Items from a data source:
——
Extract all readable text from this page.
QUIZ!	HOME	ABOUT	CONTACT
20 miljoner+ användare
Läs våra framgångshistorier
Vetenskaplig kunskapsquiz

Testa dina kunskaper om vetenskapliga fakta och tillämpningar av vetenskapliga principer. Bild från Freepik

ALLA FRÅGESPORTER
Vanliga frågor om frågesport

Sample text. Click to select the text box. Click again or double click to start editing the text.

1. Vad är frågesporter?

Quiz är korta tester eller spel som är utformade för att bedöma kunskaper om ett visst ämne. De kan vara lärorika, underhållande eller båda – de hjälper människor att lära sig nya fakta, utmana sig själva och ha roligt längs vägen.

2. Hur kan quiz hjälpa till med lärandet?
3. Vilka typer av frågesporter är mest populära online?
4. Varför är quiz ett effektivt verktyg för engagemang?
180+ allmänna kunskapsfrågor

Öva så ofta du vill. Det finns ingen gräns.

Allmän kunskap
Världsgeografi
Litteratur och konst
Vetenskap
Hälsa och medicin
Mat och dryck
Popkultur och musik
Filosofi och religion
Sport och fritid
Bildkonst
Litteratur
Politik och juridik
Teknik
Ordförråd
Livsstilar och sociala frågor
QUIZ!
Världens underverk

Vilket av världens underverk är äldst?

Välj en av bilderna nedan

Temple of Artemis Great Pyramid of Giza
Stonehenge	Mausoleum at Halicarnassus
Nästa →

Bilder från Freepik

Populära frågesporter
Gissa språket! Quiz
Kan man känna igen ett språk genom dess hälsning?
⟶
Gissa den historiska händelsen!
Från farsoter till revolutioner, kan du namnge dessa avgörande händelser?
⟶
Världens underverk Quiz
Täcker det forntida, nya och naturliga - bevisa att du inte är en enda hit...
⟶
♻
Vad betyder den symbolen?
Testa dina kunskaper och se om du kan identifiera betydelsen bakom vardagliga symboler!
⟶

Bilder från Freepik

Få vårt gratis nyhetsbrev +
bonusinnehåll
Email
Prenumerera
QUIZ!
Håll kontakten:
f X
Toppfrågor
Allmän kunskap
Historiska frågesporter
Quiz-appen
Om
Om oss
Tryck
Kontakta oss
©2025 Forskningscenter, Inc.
——
Task item: Take the data above and return it exactly.

Completed task:
Extract all readable text from this page.
QUIZ!	HOME	ABOUT	CONTACT
20 miljoner+ användare
Läs våra framgångshistorier
Vetenskaplig kunskapsquiz

Testa dina kunskaper om vetenskapliga fakta och tillämpningar av vetenskapliga principer. Bild från Freepik

ALLA FRÅGESPORTER
Vanliga frågor om frågesport

Sample text. Click to select the text box. Click again or double click to start editing the text.

1. Vad är frågesporter?

Quiz är korta tester eller spel som är utformade för att bedöma kunskaper om ett visst ämne. De kan vara lärorika, underhållande eller båda – de hjälper människor att lära sig nya fakta, utmana sig själva och ha roligt längs vägen.

2. Hur kan quiz hjälpa till med lärandet?
3. Vilka typer av frågesporter är mest populära online?
4. Varför är quiz ett effektivt verktyg för engagemang?
180+ allmänna kunskapsfrågor

Öva så ofta du vill. Det finns ingen gräns.

Allmän kunskap
Världsgeografi
Litteratur och konst
Vetenskap
Hälsa och medicin
Mat och dryck
Popkultur och musik
Filosofi och religion
Sport och fritid
Bildkonst
Litteratur
Politik och juridik
Teknik
Ordförråd
Livsstilar och sociala frågor
QUIZ!
Världens underverk

Vilket av världens underverk är äldst?

Välj en av bilderna nedan

Temple of Artemis Great Pyramid of Giza
Stonehenge	Mausoleum at Halicarnassus
Nästa →

Bilder från Freepik

Populära frågesporter
Gissa språket! Quiz
Kan man känna igen ett språk genom dess hälsning?
⟶
Gissa den historiska händelsen!
Från farsoter till revolutioner, kan du namnge dessa avgörande händelser?
⟶
Världens underverk Quiz
Täcker det forntida, nya och naturliga - bevisa att du inte är en enda hit...
⟶
♻
Vad betyder den symbolen?
Testa dina kunskaper och se om du kan identifiera betydelsen bakom vardagliga symboler!
⟶

Bilder från Freepik

Få vårt gratis nyhetsbrev +
bonusinnehåll
Email
Prenumerera
QUIZ!
Håll kontakten:
f X
Toppfrågor
Allmän kunskap
Historiska frågesporter
Quiz-appen
Om
Om oss
Tryck
Kontakta oss
©2025 Forskningscenter, Inc.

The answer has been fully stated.